Extract all data as written.

- Dataset content:
##########
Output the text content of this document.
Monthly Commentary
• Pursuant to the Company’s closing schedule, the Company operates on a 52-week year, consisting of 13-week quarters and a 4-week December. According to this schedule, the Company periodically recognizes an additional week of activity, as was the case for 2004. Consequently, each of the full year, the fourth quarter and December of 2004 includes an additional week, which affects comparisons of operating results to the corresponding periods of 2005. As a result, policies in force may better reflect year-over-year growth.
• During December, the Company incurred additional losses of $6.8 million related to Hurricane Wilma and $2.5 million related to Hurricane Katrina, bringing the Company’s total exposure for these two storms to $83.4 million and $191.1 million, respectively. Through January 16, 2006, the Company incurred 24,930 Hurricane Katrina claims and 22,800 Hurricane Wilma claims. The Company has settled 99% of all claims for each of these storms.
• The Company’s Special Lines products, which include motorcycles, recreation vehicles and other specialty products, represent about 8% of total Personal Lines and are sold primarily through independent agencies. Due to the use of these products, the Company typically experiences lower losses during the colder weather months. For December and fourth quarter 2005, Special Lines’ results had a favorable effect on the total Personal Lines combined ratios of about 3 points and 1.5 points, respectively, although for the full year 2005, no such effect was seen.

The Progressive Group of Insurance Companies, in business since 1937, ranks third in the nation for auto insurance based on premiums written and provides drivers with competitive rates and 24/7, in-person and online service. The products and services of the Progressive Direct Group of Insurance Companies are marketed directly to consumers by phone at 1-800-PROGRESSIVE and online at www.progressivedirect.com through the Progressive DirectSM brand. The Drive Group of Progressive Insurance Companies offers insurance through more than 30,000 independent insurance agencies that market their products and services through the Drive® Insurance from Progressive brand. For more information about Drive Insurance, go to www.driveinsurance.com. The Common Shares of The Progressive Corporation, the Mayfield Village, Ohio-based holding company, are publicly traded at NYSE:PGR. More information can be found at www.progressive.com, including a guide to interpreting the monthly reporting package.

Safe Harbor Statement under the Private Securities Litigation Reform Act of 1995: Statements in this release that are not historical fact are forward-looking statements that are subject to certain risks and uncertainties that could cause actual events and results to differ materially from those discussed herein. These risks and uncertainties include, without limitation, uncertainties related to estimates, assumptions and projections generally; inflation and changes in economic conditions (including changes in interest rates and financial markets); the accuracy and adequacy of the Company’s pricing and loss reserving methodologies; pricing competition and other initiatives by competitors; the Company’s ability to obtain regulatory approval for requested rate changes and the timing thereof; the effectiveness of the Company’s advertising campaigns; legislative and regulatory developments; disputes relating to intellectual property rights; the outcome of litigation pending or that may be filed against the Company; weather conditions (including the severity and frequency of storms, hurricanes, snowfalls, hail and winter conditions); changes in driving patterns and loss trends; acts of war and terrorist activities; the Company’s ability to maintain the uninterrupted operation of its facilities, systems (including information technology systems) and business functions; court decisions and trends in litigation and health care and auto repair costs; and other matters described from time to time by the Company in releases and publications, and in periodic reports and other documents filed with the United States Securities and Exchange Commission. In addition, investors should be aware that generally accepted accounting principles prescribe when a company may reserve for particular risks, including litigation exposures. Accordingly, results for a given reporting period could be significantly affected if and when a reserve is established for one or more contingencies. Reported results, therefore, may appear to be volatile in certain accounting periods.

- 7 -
##########
- Task result:
Output the text content of this document.
Monthly Commentary
• Pursuant to the Company’s closing schedule, the Company operates on a 52-week year, consisting of 13-week quarters and a 4-week December. According to this schedule, the Company periodically recognizes an additional week of activity, as was the case for 2004. Consequently, each of the full year, the fourth quarter and December of 2004 includes an additional week, which affects comparisons of operating results to the corresponding periods of 2005. As a result, policies in force may better reflect year-over-year growth.
• During December, the Company incurred additional losses of $6.8 million related to Hurricane Wilma and $2.5 million related to Hurricane Katrina, bringing the Company’s total exposure for these two storms to $83.4 million and $191.1 million, respectively. Through January 16, 2006, the Company incurred 24,930 Hurricane Katrina claims and 22,800 Hurricane Wilma claims. The Company has settled 99% of all claims for each of these storms.
• The Company’s Special Lines products, which include motorcycles, recreation vehicles and other specialty products, represent about 8% of total Personal Lines and are sold primarily through independent agencies. Due to the use of these products, the Company typically experiences lower losses during the colder weather months. For December and fourth quarter 2005, Special Lines’ results had a favorable effect on the total Personal Lines combined ratios of about 3 points and 1.5 points, respectively, although for the full year 2005, no such effect was seen.

The Progressive Group of Insurance Companies, in business since 1937, ranks third in the nation for auto insurance based on premiums written and provides drivers with competitive rates and 24/7, in-person and online service. The products and services of the Progressive Direct Group of Insurance Companies are marketed directly to consumers by phone at 1-800-PROGRESSIVE and online at www.progressivedirect.com through the Progressive DirectSM brand. The Drive Group of Progressive Insurance Companies offers insurance through more than 30,000 independent insurance agencies that market their products and services through the Drive® Insurance from Progressive brand. For more information about Drive Insurance, go to www.driveinsurance.com. The Common Shares of The Progressive Corporation, the Mayfield Village, Ohio-based holding company, are publicly traded at NYSE:PGR. More information can be found at www.progressive.com, including a guide to interpreting the monthly reporting package.

Safe Harbor Statement under the Private Securities Litigation Reform Act of 1995: Statements in this release that are not historical fact are forward-looking statements that are subject to certain risks and uncertainties that could cause actual events and results to differ materially from those discussed herein. These risks and uncertainties include, without limitation, uncertainties related to estimates, assumptions and projections generally; inflation and changes in economic conditions (including changes in interest rates and financial markets); the accuracy and adequacy of the Company’s pricing and loss reserving methodologies; pricing competition and other initiatives by competitors; the Company’s ability to obtain regulatory approval for requested rate changes and the timing thereof; the effectiveness of the Company’s advertising campaigns; legislative and regulatory developments; disputes relating to intellectual property rights; the outcome of litigation pending or that may be filed against the Company; weather conditions (including the severity and frequency of storms, hurricanes, snowfalls, hail and winter conditions); changes in driving patterns and loss trends; acts of war and terrorist activities; the Company’s ability to maintain the uninterrupted operation of its facilities, systems (including information technology systems) and business functions; court decisions and trends in litigation and health care and auto repair costs; and other matters described from time to time by the Company in releases and publications, and in periodic reports and other documents filed with the United States Securities and Exchange Commission. In addition, investors should be aware that generally accepted accounting principles prescribe when a company may reserve for particular risks, including litigation exposures. Accordingly, results for a given reporting period could be significantly affected if and when a reserve is established for one or more contingencies. Reported results, therefore, may appear to be volatile in certain accounting periods.

- 7 -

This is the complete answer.